[Chart and figure data]
=-=-=

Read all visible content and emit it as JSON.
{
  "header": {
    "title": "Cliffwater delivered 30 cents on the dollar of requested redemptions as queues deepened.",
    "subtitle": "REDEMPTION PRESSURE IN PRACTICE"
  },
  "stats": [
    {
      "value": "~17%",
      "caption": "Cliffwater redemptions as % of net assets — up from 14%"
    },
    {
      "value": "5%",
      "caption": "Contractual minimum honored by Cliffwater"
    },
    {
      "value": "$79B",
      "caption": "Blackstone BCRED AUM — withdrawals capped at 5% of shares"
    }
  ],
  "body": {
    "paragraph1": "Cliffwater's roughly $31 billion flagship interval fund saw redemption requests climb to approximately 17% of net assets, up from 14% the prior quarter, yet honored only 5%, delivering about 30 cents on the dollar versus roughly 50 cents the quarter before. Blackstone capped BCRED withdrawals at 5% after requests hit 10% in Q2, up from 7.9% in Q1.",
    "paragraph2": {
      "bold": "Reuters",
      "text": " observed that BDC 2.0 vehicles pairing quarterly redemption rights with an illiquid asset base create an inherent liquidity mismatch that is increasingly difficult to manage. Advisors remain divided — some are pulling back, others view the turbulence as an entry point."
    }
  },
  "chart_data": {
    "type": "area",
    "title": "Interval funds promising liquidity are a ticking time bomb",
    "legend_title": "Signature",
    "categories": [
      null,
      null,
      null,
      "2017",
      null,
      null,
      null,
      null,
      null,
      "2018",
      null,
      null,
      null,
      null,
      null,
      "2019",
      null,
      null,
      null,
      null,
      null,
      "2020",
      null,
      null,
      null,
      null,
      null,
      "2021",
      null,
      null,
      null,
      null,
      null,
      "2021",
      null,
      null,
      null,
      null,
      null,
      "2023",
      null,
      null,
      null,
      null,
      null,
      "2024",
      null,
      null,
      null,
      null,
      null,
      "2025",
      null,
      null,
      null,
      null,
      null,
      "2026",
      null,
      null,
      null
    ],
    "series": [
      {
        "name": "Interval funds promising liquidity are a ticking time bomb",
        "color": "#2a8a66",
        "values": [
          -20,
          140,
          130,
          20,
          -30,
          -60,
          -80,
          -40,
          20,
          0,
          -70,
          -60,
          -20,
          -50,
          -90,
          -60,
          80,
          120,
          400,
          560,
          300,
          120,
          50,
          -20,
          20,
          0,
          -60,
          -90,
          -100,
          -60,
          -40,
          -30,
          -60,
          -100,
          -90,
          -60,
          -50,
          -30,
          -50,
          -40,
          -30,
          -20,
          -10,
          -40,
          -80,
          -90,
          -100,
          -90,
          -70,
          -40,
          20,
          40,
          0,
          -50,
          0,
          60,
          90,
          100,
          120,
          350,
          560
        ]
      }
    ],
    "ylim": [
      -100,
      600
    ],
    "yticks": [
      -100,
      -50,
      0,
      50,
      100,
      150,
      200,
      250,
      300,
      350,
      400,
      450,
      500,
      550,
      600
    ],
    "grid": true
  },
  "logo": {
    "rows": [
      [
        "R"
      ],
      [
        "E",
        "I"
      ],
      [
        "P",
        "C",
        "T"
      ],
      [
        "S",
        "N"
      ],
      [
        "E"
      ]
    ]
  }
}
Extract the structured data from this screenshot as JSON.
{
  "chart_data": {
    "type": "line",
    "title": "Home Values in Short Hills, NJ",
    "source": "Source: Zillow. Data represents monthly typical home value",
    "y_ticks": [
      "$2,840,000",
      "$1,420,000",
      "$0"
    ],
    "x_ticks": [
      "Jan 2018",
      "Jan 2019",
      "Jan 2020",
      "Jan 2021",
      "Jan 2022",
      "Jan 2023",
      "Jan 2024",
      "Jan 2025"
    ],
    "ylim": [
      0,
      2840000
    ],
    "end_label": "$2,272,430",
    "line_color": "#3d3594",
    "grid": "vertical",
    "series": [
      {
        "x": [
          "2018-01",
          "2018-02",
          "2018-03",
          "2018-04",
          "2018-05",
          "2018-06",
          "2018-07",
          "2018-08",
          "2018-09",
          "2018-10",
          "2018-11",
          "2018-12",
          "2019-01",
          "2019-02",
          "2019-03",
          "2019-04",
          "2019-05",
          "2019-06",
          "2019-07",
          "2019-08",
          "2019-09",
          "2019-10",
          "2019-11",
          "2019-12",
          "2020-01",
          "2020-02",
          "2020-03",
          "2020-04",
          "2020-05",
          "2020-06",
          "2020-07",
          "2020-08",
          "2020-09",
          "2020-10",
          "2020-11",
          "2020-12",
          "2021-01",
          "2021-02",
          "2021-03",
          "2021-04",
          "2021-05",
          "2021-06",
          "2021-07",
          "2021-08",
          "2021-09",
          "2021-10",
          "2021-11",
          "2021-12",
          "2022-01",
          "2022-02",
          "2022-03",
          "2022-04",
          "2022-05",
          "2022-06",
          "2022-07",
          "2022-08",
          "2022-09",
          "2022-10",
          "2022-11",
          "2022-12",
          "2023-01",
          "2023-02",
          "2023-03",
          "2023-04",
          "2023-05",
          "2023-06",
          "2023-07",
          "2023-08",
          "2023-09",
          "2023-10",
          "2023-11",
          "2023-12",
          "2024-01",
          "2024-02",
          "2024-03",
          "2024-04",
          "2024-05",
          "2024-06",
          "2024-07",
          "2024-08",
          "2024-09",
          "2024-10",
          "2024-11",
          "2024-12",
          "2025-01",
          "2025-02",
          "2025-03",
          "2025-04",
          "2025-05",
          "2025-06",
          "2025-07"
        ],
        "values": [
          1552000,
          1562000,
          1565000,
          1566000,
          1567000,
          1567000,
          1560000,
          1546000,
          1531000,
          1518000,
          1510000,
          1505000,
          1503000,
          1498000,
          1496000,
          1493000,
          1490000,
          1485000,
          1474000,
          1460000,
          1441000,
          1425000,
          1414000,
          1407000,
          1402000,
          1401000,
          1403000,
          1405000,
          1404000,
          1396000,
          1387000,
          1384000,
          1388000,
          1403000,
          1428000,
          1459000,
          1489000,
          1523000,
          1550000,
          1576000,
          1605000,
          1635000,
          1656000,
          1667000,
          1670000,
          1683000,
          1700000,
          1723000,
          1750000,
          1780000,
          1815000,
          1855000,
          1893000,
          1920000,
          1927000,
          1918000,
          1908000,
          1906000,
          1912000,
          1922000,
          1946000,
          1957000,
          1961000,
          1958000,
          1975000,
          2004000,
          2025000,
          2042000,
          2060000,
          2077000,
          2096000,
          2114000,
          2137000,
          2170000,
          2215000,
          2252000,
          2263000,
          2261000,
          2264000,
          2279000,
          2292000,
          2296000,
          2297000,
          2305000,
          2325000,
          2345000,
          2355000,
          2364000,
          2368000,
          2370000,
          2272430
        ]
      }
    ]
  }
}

=-=-=

**WHAT NEEDS TO BE DONE**. Write the material out exactly, with nothing left out.

**WRITTEN SOLUTION**.
Read all visible content and emit it as JSON.
{
  "header": {
    "title": "Cliffwater delivered 30 cents on the dollar of requested redemptions as queues deepened.",
    "subtitle": "REDEMPTION PRESSURE IN PRACTICE"
  },
  "stats": [
    {
      "value": "~17%",
      "caption": "Cliffwater redemptions as % of net assets — up from 14%"
    },
    {
      "value": "5%",
      "caption": "Contractual minimum honored by Cliffwater"
    },
    {
      "value": "$79B",
      "caption": "Blackstone BCRED AUM — withdrawals capped at 5% of shares"
    }
  ],
  "body": {
    "paragraph1": "Cliffwater's roughly $31 billion flagship interval fund saw redemption requests climb to approximately 17% of net assets, up from 14% the prior quarter, yet honored only 5%, delivering about 30 cents on the dollar versus roughly 50 cents the quarter before. Blackstone capped BCRED withdrawals at 5% after requests hit 10% in Q2, up from 7.9% in Q1.",
    "paragraph2": {
      "bold": "Reuters",
      "text": " observed that BDC 2.0 vehicles pairing quarterly redemption rights with an illiquid asset base create an inherent liquidity mismatch that is increasingly difficult to manage. Advisors remain divided — some are pulling back, others view the turbulence as an entry point."
    }
  },
  "chart_data": {
    "type": "area",
    "title": "Interval funds promising liquidity are a ticking time bomb",
    "legend_title": "Signature",
    "categories": [
      null,
      null,
      null,
      "2017",
      null,
      null,
      null,
      null,
      null,
      "2018",
      null,
      null,
      null,
      null,
      null,
      "2019",
      null,
      null,
      null,
      null,
      null,
      "2020",
      null,
      null,
      null,
      null,
      null,
      "2021",
      null,
      null,
      null,
      null,
      null,
      "2021",
      null,
      null,
      null,
      null,
      null,
      "2023",
      null,
      null,
      null,
      null,
      null,
      "2024",
      null,
      null,
      null,
      null,
      null,
      "2025",
      null,
      null,
      null,
      null,
      null,
      "2026",
      null,
      null,
      null
    ],
    "series": [
      {
        "name": "Interval funds promising liquidity are a ticking time bomb",
        "color": "#2a8a66",
        "values": [
          -20,
          140,
          130,
          20,
          -30,
          -60,
          -80,
          -40,
          20,
          0,
          -70,
          -60,
          -20,
          -50,
          -90,
          -60,
          80,
          120,
          400,
          560,
          300,
          120,
          50,
          -20,
          20,
          0,
          -60,
          -90,
          -100,
          -60,
          -40,
          -30,
          -60,
          -100,
          -90,
          -60,
          -50,
          -30,
          -50,
          -40,
          -30,
          -20,
          -10,
          -40,
          -80,
          -90,
          -100,
          -90,
          -70,
          -40,
          20,
          40,
          0,
          -50,
          0,
          60,
          90,
          100,
          120,
          350,
          560
        ]
      }
    ],
    "ylim": [
      -100,
      600
    ],
    "yticks": [
      -100,
      -50,
      0,
      50,
      100,
      150,
      200,
      250,
      300,
      350,
      400,
      450,
      500,
      550,
      600
    ],
    "grid": true
  },
  "logo": {
    "rows": [
      [
        "R"
      ],
      [
        "E",
        "I"
      ],
      [
        "P",
        "C",
        "T"
      ],
      [
        "S",
        "N"
      ],
      [
        "E"
      ]
    ]
  }
}
Extract the structured data from this screenshot as JSON.
{
  "chart_data": {
    "type": "line",
    "title": "Home Values in Short Hills, NJ",
    "source": "Source: Zillow. Data represents monthly typical home value",
    "y_ticks": [
      "$2,840,000",
      "$1,420,000",
      "$0"
    ],
    "x_ticks": [
      "Jan 2018",
      "Jan 2019",
      "Jan 2020",
      "Jan 2021",
      "Jan 2022",
      "Jan 2023",
      "Jan 2024",
      "Jan 2025"
    ],
    "ylim": [
      0,
      2840000
    ],
    "end_label": "$2,272,430",
    "line_color": "#3d3594",
    "grid": "vertical",
    "series": [
      {
        "x": [
          "2018-01",
          "2018-02",
          "2018-03",
          "2018-04",
          "2018-05",
          "2018-06",
          "2018-07",
          "2018-08",
          "2018-09",
          "2018-10",
          "2018-11",
          "2018-12",
          "2019-01",
          "2019-02",
          "2019-03",
          "2019-04",
          "2019-05",
          "2019-06",
          "2019-07",
          "2019-08",
          "2019-09",
          "2019-10",
          "2019-11",
          "2019-12",
          "2020-01",
          "2020-02",
          "2020-03",
          "2020-04",
          "2020-05",
          "2020-06",
          "2020-07",
          "2020-08",
          "2020-09",
          "2020-10",
          "2020-11",
          "2020-12",
          "2021-01",
          "2021-02",
          "2021-03",
          "2021-04",
          "2021-05",
          "2021-06",
          "2021-07",
          "2021-08",
          "2021-09",
          "2021-10",
          "2021-11",
          "2021-12",
          "2022-01",
          "2022-02",
          "2022-03",
          "2022-04",
          "2022-05",
          "2022-06",
          "2022-07",
          "2022-08",
          "2022-09",
          "2022-10",
          "2022-11",
          "2022-12",
          "2023-01",
          "2023-02",
          "2023-03",
          "2023-04",
          "2023-05",
          "2023-06",
          "2023-07",
          "2023-08",
          "2023-09",
          "2023-10",
          "2023-11",
          "2023-12",
          "2024-01",
          "2024-02",
          "2024-03",
          "2024-04",
          "2024-05",
          "2024-06",
          "2024-07",
          "2024-08",
          "2024-09",
          "2024-10",
          "2024-11",
          "2024-12",
          "2025-01",
          "2025-02",
          "2025-03",
          "2025-04",
          "2025-05",
          "2025-06",
          "2025-07"
        ],
        "values": [
          1552000,
          1562000,
          1565000,
          1566000,
          1567000,
          1567000,
          1560000,
          1546000,
          1531000,
          1518000,
          1510000,
          1505000,
          1503000,
          1498000,
          1496000,
          1493000,
          1490000,
          1485000,
          1474000,
          1460000,
          1441000,
          1425000,
          1414000,
          1407000,
          1402000,
          1401000,
          1403000,
          1405000,
          1404000,
          1396000,
          1387000,
          1384000,
          1388000,
          1403000,
          1428000,
          1459000,
          1489000,
          1523000,
          1550000,
          1576000,
          1605000,
          1635000,
          1656000,
          1667000,
          1670000,
          1683000,
          1700000,
          1723000,
          1750000,
          1780000,
          1815000,
          1855000,
          1893000,
          1920000,
          1927000,
          1918000,
          1908000,
          1906000,
          1912000,
          1922000,
          1946000,
          1957000,
          1961000,
          1958000,
          1975000,
          2004000,
          2025000,
          2042000,
          2060000,
          2077000,
          2096000,
          2114000,
          2137000,
          2170000,
          2215000,
          2252000,
          2263000,
          2261000,
          2264000,
          2279000,
          2292000,
          2296000,
          2297000,
          2305000,
          2325000,
          2345000,
          2355000,
          2364000,
          2368000,
          2370000,
          2272430
        ]
      }
    ]
  }
}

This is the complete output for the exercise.